## [EXERCISE INSTRUCTIONS]
Please transcribe the data that follows without the pictures, keeping every word the same.

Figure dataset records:
────────
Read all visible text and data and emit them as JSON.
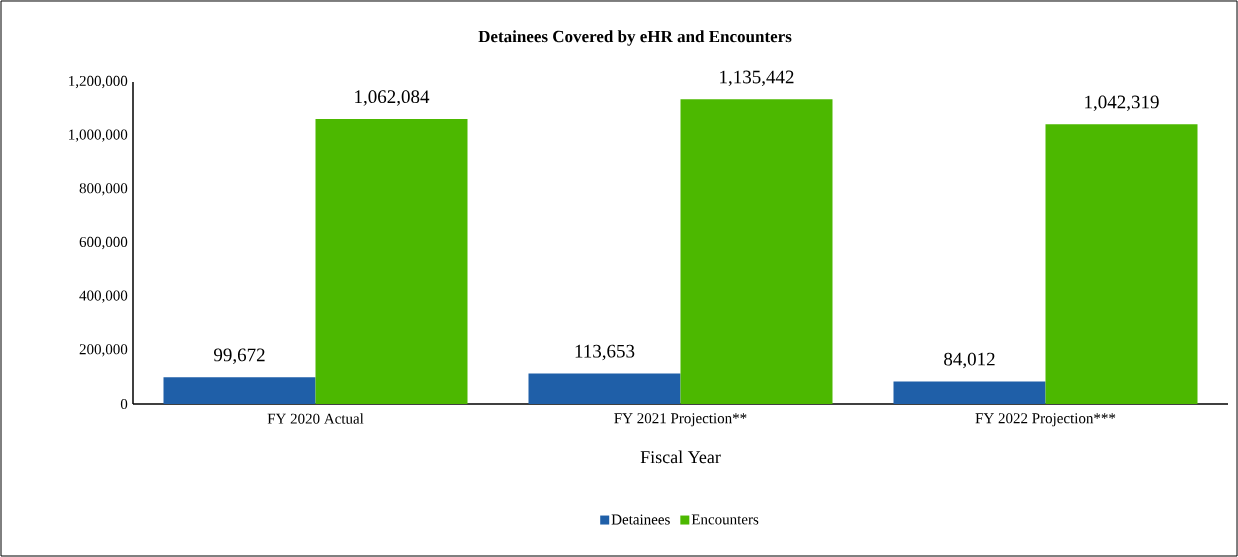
{
  "chart_data": {
    "type": "bar",
    "title": "Detainees Covered by eHR and Encounters",
    "xlabel": "Fiscal Year",
    "categories": [
      "FY 2020 Actual",
      "FY 2021 Projection**",
      "FY 2022 Projection***"
    ],
    "series": [
      {
        "name": "Detainees",
        "color": "#1f5fa8",
        "values": [
          99672,
          113653,
          84012
        ],
        "value_labels": [
          "99,672",
          "113,653",
          "84,012"
        ]
      },
      {
        "name": "Encounters",
        "color": "#4cb800",
        "values": [
          1062084,
          1135442,
          1042319
        ],
        "value_labels": [
          "1,062,084",
          "1,135,442",
          "1,042,319"
        ]
      }
    ],
    "ylim": [
      0,
      1200000
    ],
    "yticks": [
      0,
      {
        "value": 200000,
        "label": "200,000"
      },
      {
        "value": 400000,
        "label": "400,000"
      },
      {
        "value": 600000,
        "label": "600,000"
      },
      {
        "value": 800000,
        "label": "800,000"
      },
      {
        "value": 1000000,
        "label": "1,000,000"
      },
      {
        "value": 1200000,
        "label": "1,200,000"
      }
    ],
    "legend": "bottom",
    "grid": false
  }
}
────────
## [WRITTEN ANSWER]
Read all visible text and data and emit them as JSON.
{
  "chart_data": {
    "type": "bar",
    "title": "Detainees Covered by eHR and Encounters",
    "xlabel": "Fiscal Year",
    "categories": [
      "FY 2020 Actual",
      "FY 2021 Projection**",
      "FY 2022 Projection***"
    ],
    "series": [
      {
        "name": "Detainees",
        "color": "#1f5fa8",
        "values": [
          99672,
          113653,
          84012
        ],
        "value_labels": [
          "99,672",
          "113,653",
          "84,012"
        ]
      },
      {
        "name": "Encounters",
        "color": "#4cb800",
        "values": [
          1062084,
          1135442,
          1042319
        ],
        "value_labels": [
          "1,062,084",
          "1,135,442",
          "1,042,319"
        ]
      }
    ],
    "ylim": [
      0,
      1200000
    ],
    "yticks": [
      0,
      {
        "value": 200000,
        "label": "200,000"
      },
      {
        "value": 400000,
        "label": "400,000"
      },
      {
        "value": 600000,
        "label": "600,000"
      },
      {
        "value": 800000,
        "label": "800,000"
      },
      {
        "value": 1000000,
        "label": "1,000,000"
      },
      {
        "value": 1200000,
        "label": "1,200,000"
      }
    ],
    "legend": "bottom",
    "grid": false
  }
}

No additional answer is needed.